> Job:
Look for the string "Crypto" in the lines and copy each line that has it.
#### Dataset extract ####
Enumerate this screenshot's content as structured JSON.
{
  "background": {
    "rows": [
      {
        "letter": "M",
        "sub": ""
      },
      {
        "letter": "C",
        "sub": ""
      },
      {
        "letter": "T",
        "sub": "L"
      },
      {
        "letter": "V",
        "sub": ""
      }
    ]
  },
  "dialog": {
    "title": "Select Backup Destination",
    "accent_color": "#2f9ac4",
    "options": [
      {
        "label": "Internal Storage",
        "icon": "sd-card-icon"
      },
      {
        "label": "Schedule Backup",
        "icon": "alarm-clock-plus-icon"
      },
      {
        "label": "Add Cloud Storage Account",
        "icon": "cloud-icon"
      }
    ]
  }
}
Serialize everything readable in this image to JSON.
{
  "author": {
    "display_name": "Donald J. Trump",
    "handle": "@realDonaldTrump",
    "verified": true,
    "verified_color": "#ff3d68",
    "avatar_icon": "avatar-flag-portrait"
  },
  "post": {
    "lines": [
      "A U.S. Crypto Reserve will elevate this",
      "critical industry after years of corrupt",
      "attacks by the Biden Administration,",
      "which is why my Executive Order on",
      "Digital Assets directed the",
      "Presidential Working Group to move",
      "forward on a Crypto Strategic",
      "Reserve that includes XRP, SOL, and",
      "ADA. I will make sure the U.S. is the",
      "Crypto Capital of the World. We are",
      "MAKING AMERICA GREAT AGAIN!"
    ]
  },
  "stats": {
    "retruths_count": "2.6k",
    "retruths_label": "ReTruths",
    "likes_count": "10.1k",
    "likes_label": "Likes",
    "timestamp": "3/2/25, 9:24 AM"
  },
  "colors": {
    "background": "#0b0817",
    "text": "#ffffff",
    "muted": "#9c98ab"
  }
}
####
> Answer for this exercise:
      "A U.S. Crypto Reserve will elevate this",
      "forward on a Crypto Strategic",
      "Crypto Capital of the World. We are",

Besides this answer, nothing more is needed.